━━ Dataset records ━━
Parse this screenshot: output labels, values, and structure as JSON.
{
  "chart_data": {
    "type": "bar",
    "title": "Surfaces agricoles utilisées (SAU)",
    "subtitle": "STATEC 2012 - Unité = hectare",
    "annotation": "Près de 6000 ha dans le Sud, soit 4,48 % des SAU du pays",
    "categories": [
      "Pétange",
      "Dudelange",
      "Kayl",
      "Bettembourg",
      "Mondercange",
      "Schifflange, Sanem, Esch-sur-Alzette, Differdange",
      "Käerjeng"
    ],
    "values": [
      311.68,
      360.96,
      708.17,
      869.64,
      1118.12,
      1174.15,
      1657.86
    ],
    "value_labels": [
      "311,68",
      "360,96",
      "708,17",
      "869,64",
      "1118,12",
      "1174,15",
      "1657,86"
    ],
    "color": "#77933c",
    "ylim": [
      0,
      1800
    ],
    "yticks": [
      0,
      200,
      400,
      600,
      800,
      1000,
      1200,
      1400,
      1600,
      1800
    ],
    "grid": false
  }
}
━━━
Of the lines in the material, how many include "values"? Respond with the number alone.

2